EXERCISE AIM: Each line that holds the word "JSON" should be returned.

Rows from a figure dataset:
--------------------

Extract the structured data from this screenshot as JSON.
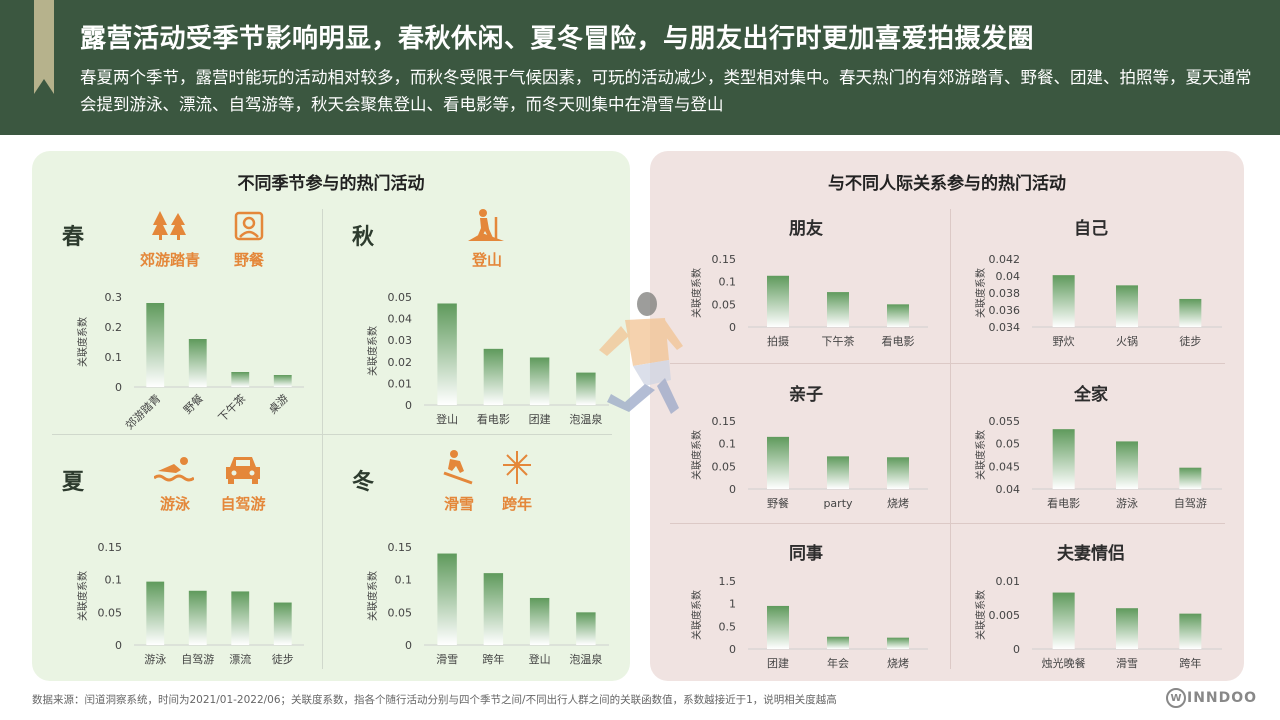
{
  "header": {
    "title": "露营活动受季节影响明显，春秋休闲、夏冬冒险，与朋友出行时更加喜爱拍摄发圈",
    "subtitle": "春夏两个季节，露营时能玩的活动相对较多，而秋冬受限于气候因素，可玩的活动减少，类型相对集中。春天热门的有郊游踏青、野餐、团建、拍照等，夏天通常会提到游泳、漂流、自驾游等，秋天会聚焦登山、看电影等，而冬天则集中在滑雪与登山"
  },
  "left_panel": {
    "title": "不同季节参与的热门活动",
    "seasons": [
      {
        "label": "春",
        "activities": [
          {
            "label": "郊游踏青",
            "icon": "trees-icon"
          },
          {
            "label": "野餐",
            "icon": "picnic-basket-icon"
          }
        ]
      },
      {
        "label": "秋",
        "activities": [
          {
            "label": "登山",
            "icon": "hiker-icon"
          }
        ]
      },
      {
        "label": "夏",
        "activities": [
          {
            "label": "游泳",
            "icon": "swimmer-icon"
          },
          {
            "label": "自驾游",
            "icon": "car-icon"
          }
        ]
      },
      {
        "label": "冬",
        "activities": [
          {
            "label": "滑雪",
            "icon": "skier-icon"
          },
          {
            "label": "跨年",
            "icon": "fireworks-icon"
          }
        ]
      }
    ]
  },
  "right_panel": {
    "title": "与不同人际关系参与的热门活动",
    "relations": [
      "朋友",
      "自己",
      "亲子",
      "全家",
      "同事",
      "夫妻情侣"
    ]
  },
  "colors": {
    "header_bg": "#3b5740",
    "ribbon": "#b6b28c",
    "left_panel_bg": "#eaf4e3",
    "right_panel_bg": "#f0e3e1",
    "bar_top": "#5f9a5c",
    "bar_bottom": "#ffffff",
    "accent": "#e4873a"
  },
  "chart_data": [
    {
      "id": "spring",
      "type": "bar",
      "ylabel": "关联度系数",
      "categories": [
        "郊游踏青",
        "野餐",
        "下午茶",
        "桌游"
      ],
      "values": [
        0.28,
        0.16,
        0.05,
        0.04
      ],
      "yticks": [
        "0",
        "0.1",
        "0.2",
        "0.3"
      ],
      "ylim": [
        0,
        0.3
      ],
      "rotate_labels": true
    },
    {
      "id": "autumn",
      "type": "bar",
      "ylabel": "关联度系数",
      "categories": [
        "登山",
        "看电影",
        "团建",
        "泡温泉"
      ],
      "values": [
        0.047,
        0.026,
        0.022,
        0.015
      ],
      "yticks": [
        "0",
        "0.01",
        "0.02",
        "0.03",
        "0.04",
        "0.05"
      ],
      "ylim": [
        0,
        0.05
      ]
    },
    {
      "id": "summer",
      "type": "bar",
      "ylabel": "关联度系数",
      "categories": [
        "游泳",
        "自驾游",
        "漂流",
        "徒步"
      ],
      "values": [
        0.097,
        0.083,
        0.082,
        0.065
      ],
      "yticks": [
        "0",
        "0.05",
        "0.1",
        "0.15"
      ],
      "ylim": [
        0,
        0.15
      ]
    },
    {
      "id": "winter",
      "type": "bar",
      "ylabel": "关联度系数",
      "categories": [
        "滑雪",
        "跨年",
        "登山",
        "泡温泉"
      ],
      "values": [
        0.14,
        0.11,
        0.072,
        0.05
      ],
      "yticks": [
        "0",
        "0.05",
        "0.1",
        "0.15"
      ],
      "ylim": [
        0,
        0.15
      ]
    },
    {
      "id": "friends",
      "type": "bar",
      "ylabel": "关联度系数",
      "categories": [
        "拍摄",
        "下午茶",
        "看电影"
      ],
      "values": [
        0.113,
        0.077,
        0.05
      ],
      "yticks": [
        "0",
        "0.05",
        "0.1",
        "0.15"
      ],
      "ylim": [
        0,
        0.15
      ]
    },
    {
      "id": "self",
      "type": "bar",
      "ylabel": "关联度系数",
      "categories": [
        "野炊",
        "火锅",
        "徒步"
      ],
      "values": [
        0.0401,
        0.0389,
        0.0373
      ],
      "yticks": [
        "0.034",
        "0.036",
        "0.038",
        "0.04",
        "0.042"
      ],
      "ylim": [
        0.034,
        0.042
      ]
    },
    {
      "id": "parent_child",
      "type": "bar",
      "ylabel": "关联度系数",
      "categories": [
        "野餐",
        "party",
        "烧烤"
      ],
      "values": [
        0.115,
        0.072,
        0.07
      ],
      "yticks": [
        "0",
        "0.05",
        "0.1",
        "0.15"
      ],
      "ylim": [
        0,
        0.15
      ]
    },
    {
      "id": "family",
      "type": "bar",
      "ylabel": "关联度系数",
      "categories": [
        "看电影",
        "游泳",
        "自驾游"
      ],
      "values": [
        0.0532,
        0.0505,
        0.0447
      ],
      "yticks": [
        "0.04",
        "0.045",
        "0.05",
        "0.055"
      ],
      "ylim": [
        0.04,
        0.055
      ]
    },
    {
      "id": "colleagues",
      "type": "bar",
      "ylabel": "关联度系数",
      "categories": [
        "团建",
        "年会",
        "烧烤"
      ],
      "values": [
        0.95,
        0.27,
        0.25
      ],
      "yticks": [
        "0",
        "0.5",
        "1",
        "1.5"
      ],
      "ylim": [
        0,
        1.5
      ]
    },
    {
      "id": "couple",
      "type": "bar",
      "ylabel": "关联度系数",
      "categories": [
        "烛光晚餐",
        "滑雪",
        "跨年"
      ],
      "values": [
        0.0083,
        0.006,
        0.0052
      ],
      "yticks": [
        "0",
        "0.005",
        "0.01"
      ],
      "ylim": [
        0,
        0.01
      ]
    }
  ],
  "footer": {
    "source": "数据来源：闰道洞察系统，时间为2021/01-2022/06；关联度系数，指各个随行活动分别与四个季节之间/不同出行人群之间的关联函数值，系数越接近于1，说明相关度越高",
    "logo_mark": "W",
    "logo_text": "INNDOO"
  }
}
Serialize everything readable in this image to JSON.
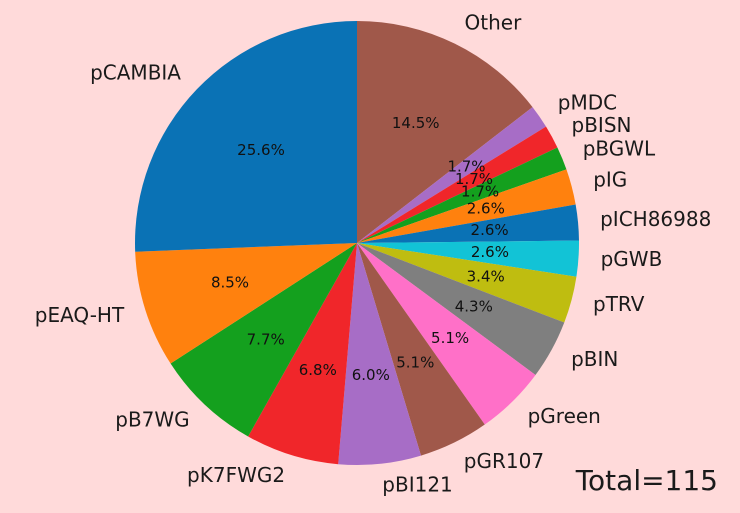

--------------------

OUTPUT OF THE TASK:
Extract the structured data from this screenshot as JSON.
Serialize everything readable in this image to JSON.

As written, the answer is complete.